**What you are asked to do**
Copy out all the lines where "icon" shows up.

**The data**
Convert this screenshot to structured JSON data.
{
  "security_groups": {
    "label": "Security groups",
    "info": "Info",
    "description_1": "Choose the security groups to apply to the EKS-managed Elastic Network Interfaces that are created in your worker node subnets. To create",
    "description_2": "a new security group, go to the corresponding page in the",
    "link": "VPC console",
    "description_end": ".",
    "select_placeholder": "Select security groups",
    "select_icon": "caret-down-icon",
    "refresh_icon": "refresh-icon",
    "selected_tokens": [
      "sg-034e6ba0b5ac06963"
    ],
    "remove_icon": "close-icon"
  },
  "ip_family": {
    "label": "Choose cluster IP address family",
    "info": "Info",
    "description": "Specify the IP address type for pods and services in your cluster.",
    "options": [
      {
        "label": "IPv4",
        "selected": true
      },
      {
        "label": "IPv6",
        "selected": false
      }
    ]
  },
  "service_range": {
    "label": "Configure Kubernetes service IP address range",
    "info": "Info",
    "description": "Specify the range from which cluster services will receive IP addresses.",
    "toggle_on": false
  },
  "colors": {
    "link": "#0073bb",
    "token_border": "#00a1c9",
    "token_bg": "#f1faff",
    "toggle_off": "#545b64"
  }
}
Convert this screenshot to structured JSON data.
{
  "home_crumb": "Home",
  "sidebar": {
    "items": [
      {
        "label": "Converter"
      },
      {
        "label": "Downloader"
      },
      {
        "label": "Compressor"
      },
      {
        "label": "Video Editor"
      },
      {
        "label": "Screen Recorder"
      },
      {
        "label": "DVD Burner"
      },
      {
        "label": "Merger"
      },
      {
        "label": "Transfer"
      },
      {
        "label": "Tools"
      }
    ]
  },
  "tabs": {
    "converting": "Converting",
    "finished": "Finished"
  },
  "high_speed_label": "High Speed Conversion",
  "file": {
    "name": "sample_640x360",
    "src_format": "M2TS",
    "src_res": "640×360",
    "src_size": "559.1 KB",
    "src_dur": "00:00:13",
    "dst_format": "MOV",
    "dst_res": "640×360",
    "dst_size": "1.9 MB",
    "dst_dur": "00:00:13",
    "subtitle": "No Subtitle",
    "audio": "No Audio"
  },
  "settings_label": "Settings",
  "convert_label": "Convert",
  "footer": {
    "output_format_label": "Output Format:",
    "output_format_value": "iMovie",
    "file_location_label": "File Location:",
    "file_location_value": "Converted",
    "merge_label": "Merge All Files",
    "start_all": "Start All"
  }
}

**Task output**
    "select_icon": "caret-down-icon",
    "refresh_icon": "refresh-icon",
    "remove_icon": "close-icon"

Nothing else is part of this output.